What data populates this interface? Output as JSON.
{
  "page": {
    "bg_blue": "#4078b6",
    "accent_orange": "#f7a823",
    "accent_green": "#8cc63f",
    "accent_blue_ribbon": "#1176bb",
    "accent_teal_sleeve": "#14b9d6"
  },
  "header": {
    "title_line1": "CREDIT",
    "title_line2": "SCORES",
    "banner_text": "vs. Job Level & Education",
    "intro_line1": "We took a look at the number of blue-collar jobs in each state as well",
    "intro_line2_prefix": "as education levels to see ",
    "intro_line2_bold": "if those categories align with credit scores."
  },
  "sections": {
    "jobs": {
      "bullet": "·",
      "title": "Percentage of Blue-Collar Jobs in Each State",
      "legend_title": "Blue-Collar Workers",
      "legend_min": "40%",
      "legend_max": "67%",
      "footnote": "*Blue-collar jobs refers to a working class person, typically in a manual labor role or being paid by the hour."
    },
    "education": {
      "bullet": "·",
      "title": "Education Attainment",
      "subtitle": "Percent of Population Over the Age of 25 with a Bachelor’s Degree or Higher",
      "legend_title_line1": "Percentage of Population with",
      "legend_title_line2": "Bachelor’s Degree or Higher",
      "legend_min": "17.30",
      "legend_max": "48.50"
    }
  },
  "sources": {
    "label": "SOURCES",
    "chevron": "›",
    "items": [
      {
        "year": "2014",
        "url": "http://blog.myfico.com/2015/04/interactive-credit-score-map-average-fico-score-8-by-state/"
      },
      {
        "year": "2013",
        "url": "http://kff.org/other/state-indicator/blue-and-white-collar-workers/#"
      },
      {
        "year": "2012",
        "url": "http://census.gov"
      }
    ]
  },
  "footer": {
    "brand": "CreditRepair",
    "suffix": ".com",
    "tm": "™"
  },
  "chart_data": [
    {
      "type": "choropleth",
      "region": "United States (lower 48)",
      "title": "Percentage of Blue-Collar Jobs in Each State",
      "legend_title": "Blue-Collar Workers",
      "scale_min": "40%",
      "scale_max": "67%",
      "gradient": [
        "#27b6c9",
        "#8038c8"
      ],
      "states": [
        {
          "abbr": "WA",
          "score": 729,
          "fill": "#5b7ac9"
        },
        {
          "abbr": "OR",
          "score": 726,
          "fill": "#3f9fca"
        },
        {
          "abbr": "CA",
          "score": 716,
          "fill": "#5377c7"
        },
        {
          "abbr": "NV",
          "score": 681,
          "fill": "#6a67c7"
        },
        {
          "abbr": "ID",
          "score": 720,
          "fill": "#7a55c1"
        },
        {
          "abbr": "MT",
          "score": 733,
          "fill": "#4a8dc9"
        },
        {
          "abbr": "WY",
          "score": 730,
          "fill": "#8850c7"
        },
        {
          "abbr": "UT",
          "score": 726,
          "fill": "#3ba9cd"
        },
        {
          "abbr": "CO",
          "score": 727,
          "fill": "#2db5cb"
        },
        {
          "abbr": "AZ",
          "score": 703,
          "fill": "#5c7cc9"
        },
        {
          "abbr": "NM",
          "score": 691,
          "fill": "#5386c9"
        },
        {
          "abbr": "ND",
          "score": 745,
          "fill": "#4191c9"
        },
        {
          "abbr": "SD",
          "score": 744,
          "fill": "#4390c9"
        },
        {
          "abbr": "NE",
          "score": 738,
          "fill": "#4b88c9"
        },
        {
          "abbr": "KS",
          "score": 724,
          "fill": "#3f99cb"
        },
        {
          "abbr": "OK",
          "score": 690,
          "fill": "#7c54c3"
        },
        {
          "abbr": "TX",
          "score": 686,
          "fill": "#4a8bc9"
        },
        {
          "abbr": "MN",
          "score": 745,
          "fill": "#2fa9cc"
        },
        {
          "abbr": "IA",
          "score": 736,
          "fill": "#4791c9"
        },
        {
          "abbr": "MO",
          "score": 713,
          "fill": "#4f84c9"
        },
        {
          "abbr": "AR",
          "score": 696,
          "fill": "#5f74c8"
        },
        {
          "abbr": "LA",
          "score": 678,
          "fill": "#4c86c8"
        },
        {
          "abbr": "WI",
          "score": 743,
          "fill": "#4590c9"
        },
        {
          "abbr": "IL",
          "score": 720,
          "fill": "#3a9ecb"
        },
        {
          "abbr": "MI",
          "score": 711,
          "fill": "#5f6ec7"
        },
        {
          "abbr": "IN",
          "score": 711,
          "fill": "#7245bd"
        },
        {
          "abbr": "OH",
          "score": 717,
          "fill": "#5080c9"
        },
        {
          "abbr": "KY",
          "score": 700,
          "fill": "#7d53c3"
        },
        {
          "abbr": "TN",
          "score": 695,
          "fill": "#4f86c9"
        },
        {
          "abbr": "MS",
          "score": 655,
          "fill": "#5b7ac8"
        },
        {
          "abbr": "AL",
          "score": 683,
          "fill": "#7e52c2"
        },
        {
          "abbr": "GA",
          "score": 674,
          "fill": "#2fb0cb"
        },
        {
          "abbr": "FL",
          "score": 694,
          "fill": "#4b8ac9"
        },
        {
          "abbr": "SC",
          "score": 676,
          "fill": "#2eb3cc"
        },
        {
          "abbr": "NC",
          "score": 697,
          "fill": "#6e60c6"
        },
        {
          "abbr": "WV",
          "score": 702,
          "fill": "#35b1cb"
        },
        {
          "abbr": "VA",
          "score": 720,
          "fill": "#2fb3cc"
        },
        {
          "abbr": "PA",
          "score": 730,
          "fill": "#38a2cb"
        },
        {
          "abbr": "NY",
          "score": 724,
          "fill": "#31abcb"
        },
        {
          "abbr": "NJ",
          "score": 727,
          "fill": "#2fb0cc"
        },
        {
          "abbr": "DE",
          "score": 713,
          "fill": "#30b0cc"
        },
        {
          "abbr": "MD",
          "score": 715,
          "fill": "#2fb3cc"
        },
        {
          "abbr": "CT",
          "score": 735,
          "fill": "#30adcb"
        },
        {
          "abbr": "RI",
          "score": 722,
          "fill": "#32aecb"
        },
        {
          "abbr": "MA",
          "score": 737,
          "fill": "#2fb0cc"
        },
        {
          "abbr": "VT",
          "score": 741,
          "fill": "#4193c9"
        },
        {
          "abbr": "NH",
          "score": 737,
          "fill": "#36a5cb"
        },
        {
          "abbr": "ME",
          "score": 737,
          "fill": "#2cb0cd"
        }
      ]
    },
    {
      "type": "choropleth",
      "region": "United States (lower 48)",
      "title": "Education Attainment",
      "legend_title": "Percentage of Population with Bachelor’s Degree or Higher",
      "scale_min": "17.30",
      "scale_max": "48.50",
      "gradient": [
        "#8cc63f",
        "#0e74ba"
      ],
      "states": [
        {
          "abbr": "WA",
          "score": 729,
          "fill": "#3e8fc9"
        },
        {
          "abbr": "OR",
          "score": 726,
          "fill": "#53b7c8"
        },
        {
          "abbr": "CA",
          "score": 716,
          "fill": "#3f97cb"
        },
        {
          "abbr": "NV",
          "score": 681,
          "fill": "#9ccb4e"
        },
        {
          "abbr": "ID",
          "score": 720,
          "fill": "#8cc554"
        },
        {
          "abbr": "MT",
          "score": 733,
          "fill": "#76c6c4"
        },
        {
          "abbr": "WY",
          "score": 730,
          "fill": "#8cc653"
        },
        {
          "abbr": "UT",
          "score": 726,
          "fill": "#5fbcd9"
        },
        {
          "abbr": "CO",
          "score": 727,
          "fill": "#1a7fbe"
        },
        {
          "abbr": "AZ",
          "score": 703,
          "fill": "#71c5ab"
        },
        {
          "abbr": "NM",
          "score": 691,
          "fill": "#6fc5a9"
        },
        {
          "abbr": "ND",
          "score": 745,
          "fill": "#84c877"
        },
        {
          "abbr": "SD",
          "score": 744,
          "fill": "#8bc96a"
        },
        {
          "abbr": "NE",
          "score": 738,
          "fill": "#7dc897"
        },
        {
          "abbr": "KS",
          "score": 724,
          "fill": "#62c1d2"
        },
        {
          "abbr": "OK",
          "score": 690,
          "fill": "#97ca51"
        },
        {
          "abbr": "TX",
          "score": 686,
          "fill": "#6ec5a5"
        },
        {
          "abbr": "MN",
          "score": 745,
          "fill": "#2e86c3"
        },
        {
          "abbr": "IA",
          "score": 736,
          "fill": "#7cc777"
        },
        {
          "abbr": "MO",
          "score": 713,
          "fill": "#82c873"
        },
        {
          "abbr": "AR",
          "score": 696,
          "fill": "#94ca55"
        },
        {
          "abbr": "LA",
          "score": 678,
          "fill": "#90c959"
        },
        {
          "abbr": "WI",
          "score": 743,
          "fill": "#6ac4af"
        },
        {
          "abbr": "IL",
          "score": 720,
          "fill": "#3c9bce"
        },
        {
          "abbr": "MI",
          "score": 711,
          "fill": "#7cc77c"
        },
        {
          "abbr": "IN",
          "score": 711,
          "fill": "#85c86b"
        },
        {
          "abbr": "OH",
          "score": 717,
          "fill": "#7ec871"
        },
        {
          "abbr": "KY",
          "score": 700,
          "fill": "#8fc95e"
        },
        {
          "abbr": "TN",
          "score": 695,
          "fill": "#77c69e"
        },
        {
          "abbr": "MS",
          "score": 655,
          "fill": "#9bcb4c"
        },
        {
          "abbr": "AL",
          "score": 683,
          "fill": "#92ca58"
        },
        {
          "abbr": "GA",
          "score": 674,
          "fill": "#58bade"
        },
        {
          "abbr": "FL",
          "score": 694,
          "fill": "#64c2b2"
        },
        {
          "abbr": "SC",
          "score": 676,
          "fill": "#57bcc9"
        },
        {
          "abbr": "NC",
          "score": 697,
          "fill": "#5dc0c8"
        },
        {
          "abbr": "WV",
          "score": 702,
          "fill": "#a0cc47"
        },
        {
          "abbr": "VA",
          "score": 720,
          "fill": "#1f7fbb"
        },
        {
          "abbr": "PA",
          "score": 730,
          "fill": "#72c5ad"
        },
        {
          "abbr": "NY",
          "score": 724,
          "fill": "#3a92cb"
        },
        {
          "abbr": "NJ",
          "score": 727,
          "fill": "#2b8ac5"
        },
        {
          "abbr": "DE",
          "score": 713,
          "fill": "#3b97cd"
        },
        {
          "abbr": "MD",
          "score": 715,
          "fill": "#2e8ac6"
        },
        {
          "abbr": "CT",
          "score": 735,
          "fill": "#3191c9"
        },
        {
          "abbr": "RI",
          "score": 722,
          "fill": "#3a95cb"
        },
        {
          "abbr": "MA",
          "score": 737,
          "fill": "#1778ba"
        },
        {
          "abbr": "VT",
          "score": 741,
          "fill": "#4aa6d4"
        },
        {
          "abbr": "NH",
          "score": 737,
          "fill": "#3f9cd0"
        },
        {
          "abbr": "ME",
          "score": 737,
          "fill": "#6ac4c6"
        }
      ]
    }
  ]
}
--------------------
> _Short exercise_:
How many of the listing's lines contain "Degree"? Respond with a single number and nothing else.

> _Response_:
3